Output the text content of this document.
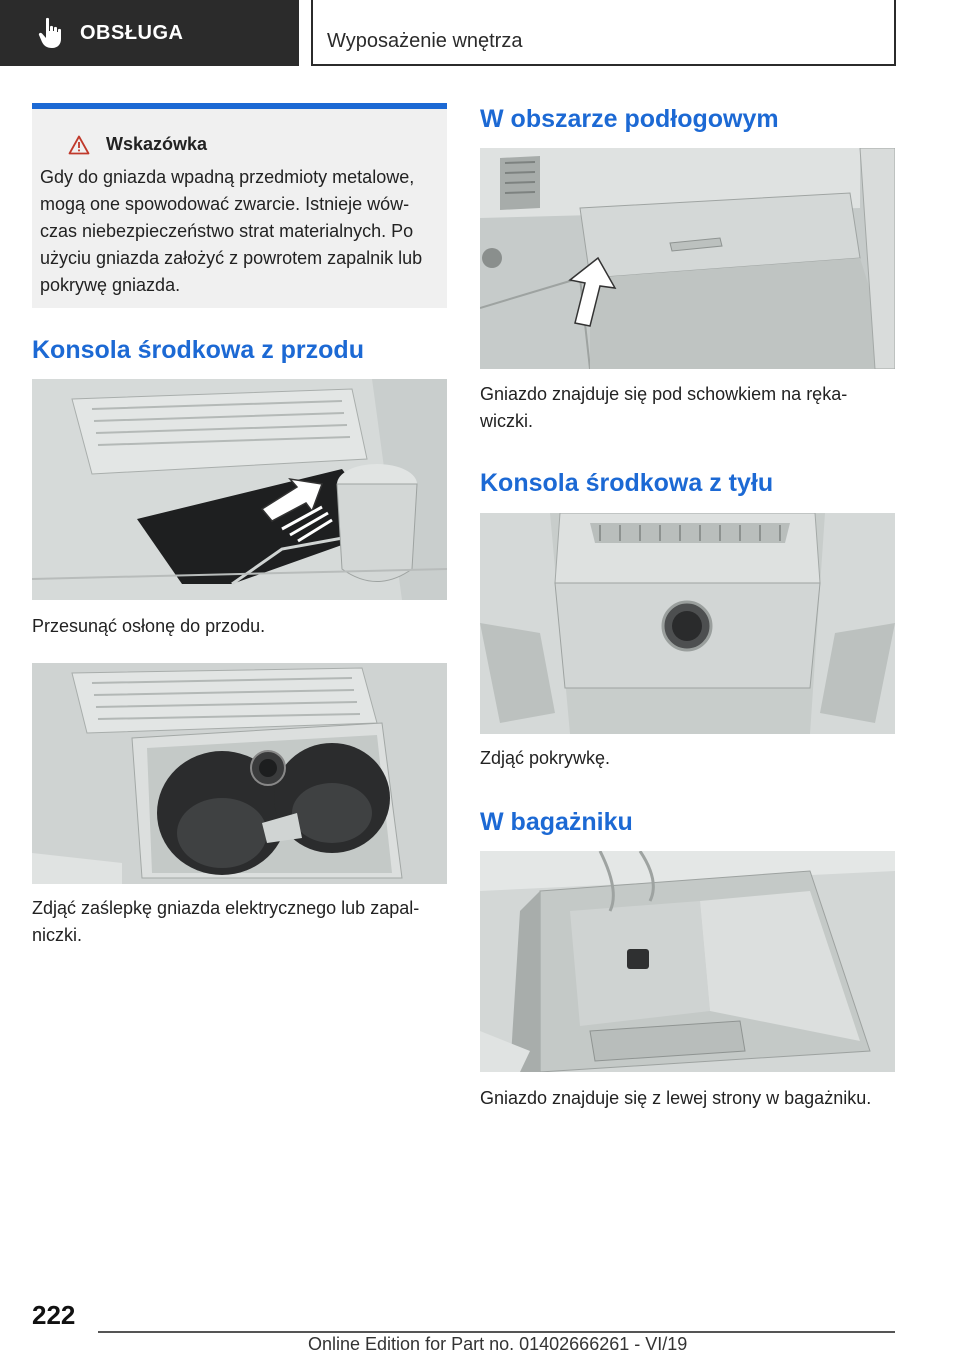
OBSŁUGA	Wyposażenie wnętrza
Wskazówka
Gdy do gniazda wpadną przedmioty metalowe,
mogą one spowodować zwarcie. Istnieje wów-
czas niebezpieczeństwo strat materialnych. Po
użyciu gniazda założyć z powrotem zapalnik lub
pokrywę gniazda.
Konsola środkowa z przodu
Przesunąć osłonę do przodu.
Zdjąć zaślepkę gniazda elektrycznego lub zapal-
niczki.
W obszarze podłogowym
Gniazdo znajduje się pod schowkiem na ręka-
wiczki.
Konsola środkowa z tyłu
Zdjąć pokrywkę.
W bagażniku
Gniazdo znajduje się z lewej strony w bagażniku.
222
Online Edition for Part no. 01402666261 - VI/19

● **Required task**:
Scan the listing above. Collect all lines with the word "gniazda".

● **Written response**:
Gdy do gniazda wpadną przedmioty metalowe,
użyciu gniazda założyć z powrotem zapalnik lub
pokrywę gniazda.
Zdjąć zaślepkę gniazda elektrycznego lub zapal-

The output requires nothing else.